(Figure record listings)
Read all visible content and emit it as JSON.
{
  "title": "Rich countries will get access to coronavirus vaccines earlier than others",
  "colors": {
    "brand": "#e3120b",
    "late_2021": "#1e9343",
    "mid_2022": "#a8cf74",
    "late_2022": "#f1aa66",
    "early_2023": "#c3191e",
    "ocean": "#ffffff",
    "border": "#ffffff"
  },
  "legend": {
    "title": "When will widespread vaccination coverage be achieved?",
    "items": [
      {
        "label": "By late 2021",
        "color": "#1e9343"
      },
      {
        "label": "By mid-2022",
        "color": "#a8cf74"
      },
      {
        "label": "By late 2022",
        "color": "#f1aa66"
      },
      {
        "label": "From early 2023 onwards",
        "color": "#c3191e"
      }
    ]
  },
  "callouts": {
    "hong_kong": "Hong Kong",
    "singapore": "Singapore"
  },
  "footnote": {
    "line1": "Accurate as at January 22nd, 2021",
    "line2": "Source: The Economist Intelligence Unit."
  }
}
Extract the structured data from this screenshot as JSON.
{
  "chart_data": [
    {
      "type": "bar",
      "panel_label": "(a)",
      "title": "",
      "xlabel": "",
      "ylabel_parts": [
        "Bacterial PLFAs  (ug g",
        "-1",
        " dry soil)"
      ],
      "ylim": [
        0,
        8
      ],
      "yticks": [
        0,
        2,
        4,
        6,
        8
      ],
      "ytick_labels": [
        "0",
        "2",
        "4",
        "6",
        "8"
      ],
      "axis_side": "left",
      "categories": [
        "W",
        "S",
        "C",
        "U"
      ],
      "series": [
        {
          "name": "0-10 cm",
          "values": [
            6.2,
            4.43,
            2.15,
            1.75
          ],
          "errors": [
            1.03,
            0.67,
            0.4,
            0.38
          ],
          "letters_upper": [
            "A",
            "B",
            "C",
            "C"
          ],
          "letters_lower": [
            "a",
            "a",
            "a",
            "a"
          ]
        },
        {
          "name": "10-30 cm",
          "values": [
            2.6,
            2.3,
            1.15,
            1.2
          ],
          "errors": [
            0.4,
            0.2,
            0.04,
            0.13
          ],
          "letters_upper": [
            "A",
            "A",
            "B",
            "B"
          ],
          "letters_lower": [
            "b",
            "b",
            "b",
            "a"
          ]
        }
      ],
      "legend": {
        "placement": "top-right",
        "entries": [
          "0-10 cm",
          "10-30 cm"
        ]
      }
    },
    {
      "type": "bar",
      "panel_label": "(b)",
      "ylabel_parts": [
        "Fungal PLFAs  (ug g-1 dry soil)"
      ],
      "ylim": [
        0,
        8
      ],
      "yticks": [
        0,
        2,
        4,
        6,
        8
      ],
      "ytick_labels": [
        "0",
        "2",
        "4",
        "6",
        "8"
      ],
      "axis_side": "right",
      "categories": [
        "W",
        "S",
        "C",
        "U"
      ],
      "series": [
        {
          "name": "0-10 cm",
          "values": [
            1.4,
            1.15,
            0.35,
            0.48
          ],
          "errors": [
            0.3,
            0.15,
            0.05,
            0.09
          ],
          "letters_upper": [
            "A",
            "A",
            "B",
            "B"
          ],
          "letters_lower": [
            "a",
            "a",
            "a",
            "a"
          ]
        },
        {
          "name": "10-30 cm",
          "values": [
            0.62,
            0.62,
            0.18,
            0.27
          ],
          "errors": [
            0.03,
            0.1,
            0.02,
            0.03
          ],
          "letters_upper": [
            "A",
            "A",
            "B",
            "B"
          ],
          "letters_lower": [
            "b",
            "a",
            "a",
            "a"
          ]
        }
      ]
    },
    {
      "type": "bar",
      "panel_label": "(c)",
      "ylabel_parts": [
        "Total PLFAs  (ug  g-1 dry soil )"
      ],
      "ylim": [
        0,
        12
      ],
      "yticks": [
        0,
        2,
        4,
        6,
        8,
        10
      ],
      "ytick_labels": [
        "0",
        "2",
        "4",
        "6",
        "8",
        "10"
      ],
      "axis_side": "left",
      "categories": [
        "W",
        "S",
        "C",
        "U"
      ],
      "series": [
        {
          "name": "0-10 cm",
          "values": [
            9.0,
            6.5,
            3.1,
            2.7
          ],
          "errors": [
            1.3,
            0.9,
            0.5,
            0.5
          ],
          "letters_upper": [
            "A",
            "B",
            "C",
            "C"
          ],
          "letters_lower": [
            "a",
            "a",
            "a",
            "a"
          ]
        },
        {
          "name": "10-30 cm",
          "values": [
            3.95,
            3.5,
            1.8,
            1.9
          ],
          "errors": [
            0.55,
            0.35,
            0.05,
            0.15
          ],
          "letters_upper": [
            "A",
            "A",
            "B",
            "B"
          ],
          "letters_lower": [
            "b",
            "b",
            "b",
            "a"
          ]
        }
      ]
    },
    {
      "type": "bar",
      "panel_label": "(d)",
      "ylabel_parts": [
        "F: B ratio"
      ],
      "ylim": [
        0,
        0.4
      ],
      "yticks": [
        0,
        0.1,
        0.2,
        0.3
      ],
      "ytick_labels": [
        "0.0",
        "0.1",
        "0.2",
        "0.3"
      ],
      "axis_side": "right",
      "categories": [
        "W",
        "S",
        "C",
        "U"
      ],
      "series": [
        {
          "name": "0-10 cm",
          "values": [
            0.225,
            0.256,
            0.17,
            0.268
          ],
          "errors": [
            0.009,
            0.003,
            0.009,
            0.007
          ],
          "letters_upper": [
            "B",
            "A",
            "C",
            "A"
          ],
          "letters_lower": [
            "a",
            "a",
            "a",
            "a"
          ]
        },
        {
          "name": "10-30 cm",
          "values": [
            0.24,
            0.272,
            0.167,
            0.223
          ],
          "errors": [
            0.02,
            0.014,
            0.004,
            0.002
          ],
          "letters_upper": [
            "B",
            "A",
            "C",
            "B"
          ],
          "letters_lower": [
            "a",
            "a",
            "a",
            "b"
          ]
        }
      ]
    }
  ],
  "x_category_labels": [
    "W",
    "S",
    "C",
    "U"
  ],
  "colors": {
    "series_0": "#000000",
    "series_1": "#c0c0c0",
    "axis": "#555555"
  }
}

* * *

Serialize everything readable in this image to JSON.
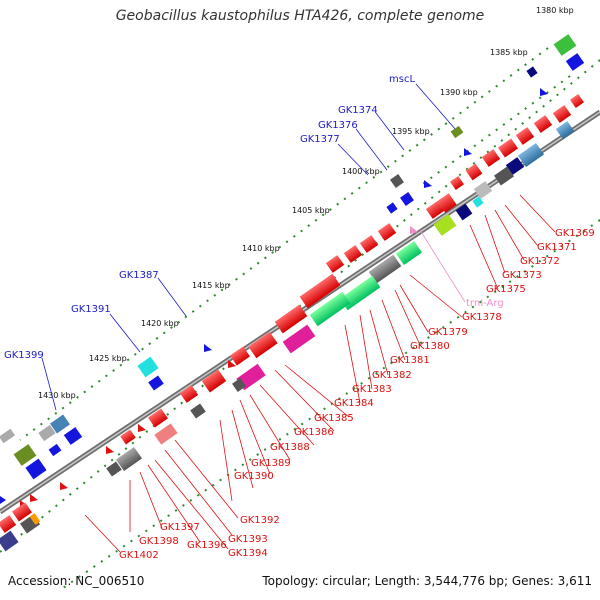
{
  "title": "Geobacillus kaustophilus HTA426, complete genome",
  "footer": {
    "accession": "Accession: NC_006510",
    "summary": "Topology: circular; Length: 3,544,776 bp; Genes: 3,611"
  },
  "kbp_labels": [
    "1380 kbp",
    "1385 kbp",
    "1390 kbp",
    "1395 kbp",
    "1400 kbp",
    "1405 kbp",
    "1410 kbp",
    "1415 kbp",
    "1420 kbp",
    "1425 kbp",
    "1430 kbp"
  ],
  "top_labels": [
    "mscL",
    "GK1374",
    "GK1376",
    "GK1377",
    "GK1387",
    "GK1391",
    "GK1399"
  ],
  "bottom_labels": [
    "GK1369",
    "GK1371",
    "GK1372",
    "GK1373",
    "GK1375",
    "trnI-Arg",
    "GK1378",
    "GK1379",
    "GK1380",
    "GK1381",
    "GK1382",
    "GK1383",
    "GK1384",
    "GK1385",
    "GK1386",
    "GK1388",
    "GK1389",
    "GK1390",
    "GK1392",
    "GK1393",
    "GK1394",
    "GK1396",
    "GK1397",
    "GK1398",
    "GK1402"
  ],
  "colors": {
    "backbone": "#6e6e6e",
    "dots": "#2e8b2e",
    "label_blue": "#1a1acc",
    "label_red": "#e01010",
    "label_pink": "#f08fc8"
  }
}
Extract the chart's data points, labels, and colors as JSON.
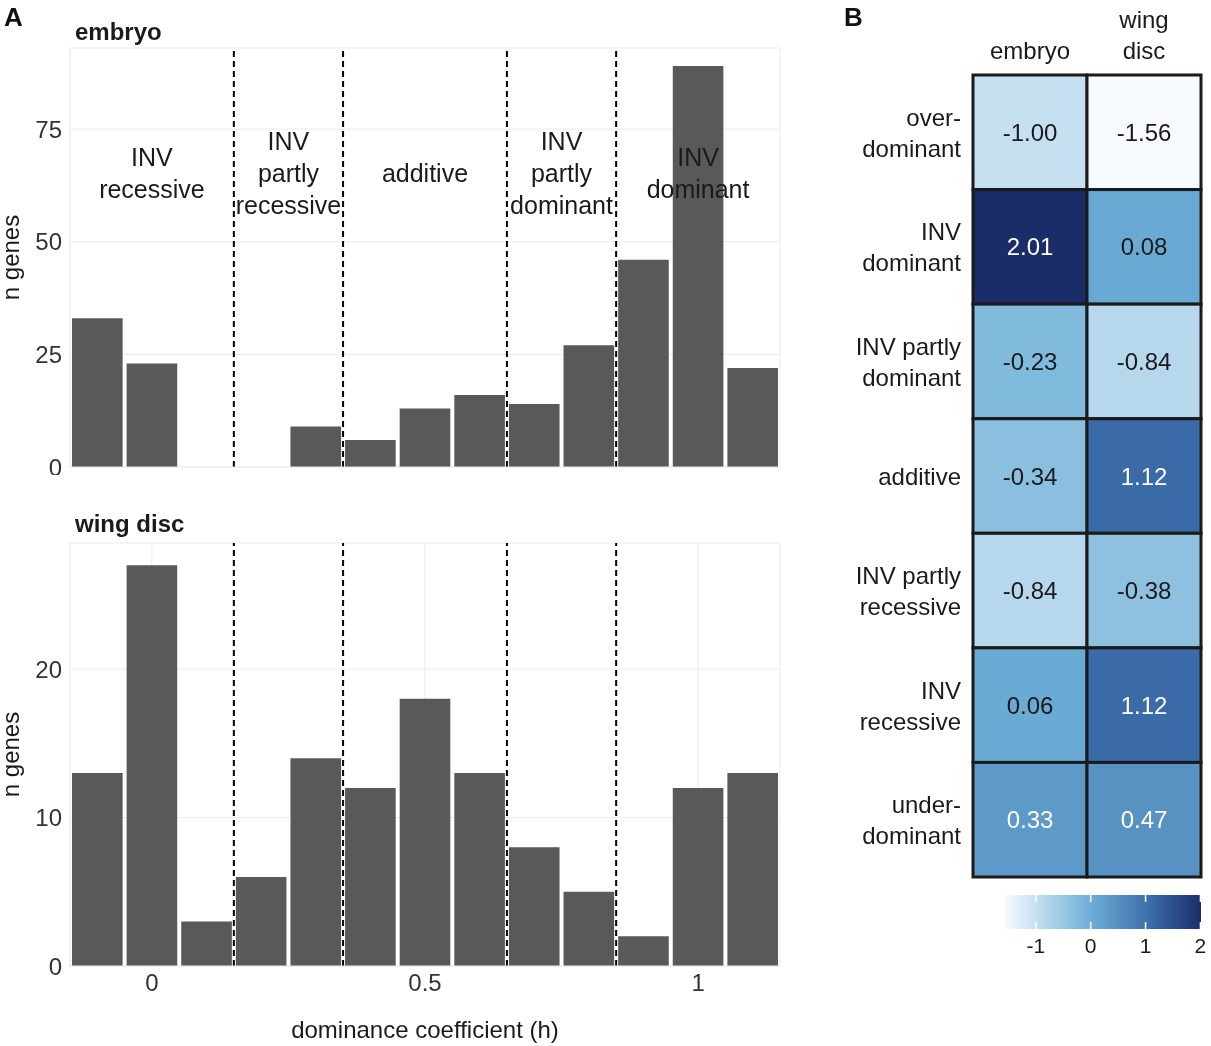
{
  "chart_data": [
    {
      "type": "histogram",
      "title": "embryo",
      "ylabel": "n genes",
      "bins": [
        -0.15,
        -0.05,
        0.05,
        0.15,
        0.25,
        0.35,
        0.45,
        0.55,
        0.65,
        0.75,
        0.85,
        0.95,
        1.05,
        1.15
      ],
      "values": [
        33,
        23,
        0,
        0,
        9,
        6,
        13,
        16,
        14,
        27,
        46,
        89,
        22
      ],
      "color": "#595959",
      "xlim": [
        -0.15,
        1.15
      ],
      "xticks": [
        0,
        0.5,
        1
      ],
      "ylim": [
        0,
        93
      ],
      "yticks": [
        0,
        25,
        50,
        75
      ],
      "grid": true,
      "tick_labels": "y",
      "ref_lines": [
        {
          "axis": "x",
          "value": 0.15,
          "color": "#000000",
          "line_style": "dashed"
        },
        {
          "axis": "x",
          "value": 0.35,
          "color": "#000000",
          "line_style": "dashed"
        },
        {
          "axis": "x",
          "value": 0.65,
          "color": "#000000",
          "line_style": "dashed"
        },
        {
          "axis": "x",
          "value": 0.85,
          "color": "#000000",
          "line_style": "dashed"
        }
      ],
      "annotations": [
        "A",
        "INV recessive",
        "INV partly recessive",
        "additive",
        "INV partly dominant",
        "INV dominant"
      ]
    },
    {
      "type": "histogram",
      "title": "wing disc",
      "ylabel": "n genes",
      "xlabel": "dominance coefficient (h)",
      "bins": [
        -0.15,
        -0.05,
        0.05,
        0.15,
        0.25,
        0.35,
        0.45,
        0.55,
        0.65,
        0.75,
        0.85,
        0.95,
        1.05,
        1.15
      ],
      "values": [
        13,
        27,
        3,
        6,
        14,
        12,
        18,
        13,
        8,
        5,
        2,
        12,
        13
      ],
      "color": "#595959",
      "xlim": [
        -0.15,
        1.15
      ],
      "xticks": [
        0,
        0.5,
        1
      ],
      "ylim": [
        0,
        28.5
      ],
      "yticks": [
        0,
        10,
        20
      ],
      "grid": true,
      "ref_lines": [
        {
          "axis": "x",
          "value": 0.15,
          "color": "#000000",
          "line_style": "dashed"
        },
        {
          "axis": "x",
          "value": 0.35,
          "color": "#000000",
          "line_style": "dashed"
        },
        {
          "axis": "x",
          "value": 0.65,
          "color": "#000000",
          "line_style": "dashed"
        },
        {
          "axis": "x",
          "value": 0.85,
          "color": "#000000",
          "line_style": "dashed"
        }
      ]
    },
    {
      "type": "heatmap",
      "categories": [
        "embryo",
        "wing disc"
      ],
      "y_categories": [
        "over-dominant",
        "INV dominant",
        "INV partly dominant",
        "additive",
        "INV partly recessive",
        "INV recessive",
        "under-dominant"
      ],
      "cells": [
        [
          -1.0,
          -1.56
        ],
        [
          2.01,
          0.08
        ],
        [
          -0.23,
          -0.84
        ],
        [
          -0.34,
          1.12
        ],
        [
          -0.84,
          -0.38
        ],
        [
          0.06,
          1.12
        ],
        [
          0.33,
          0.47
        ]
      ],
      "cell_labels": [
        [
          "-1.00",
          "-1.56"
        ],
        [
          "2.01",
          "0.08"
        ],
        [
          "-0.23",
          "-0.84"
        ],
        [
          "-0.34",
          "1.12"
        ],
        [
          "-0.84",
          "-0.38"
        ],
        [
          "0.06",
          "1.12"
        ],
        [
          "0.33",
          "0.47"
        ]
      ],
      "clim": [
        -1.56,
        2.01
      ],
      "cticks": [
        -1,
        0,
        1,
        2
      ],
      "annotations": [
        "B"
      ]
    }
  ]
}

---

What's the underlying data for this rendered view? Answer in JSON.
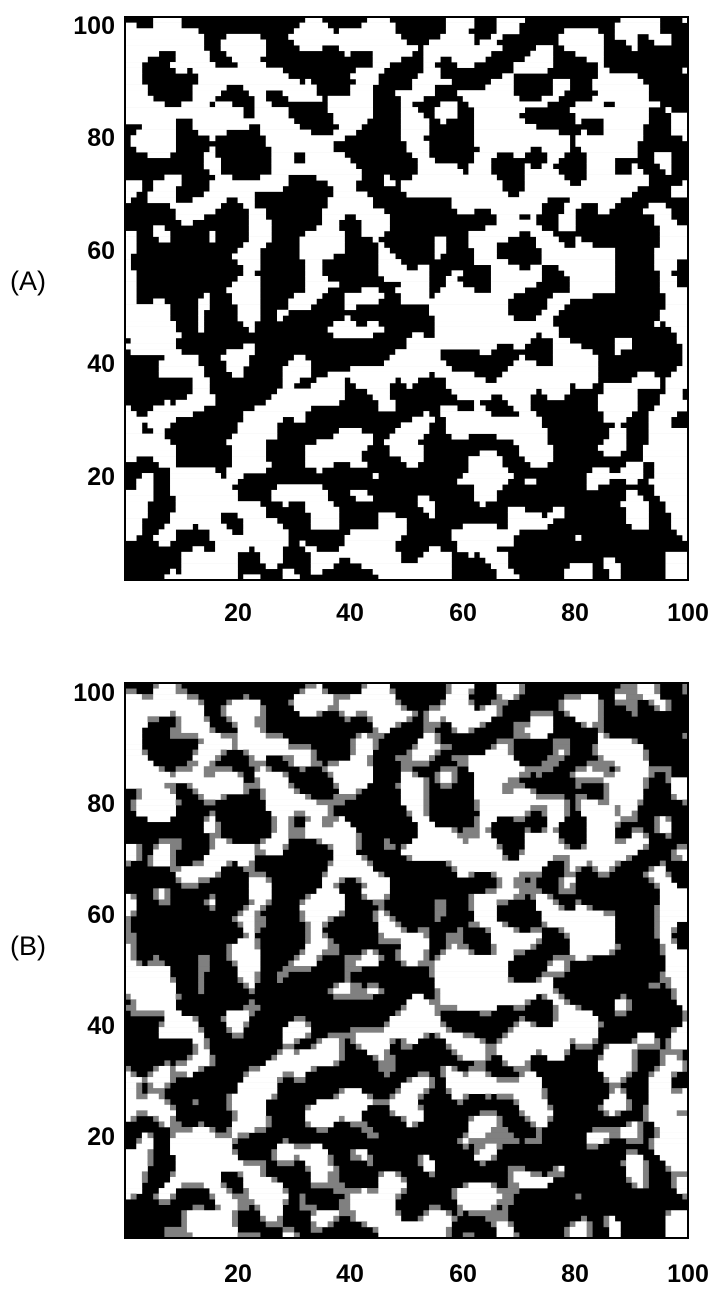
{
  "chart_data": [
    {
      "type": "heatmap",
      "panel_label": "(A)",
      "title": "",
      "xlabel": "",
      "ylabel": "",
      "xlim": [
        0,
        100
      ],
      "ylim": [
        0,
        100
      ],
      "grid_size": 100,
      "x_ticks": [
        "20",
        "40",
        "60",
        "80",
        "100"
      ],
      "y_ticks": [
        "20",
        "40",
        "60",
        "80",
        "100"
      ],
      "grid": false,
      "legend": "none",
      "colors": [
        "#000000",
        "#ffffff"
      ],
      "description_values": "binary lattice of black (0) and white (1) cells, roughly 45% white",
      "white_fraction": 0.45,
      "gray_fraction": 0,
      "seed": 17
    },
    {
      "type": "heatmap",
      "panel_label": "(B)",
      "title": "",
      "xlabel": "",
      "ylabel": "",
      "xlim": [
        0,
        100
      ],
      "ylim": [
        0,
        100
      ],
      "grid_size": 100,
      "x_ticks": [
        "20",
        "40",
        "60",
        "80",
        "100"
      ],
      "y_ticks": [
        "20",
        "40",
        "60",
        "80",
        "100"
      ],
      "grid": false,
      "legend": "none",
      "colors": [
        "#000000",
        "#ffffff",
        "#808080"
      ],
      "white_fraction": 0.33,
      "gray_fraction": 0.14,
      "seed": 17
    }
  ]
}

**Task directions**
Copy each line above that contains the string "soil".

**Solution below**
        " dry soil)"
        "Fungal PLFAs  (ug g-1 dry soil)"
        "Total PLFAs  (ug  g-1 dry soil )"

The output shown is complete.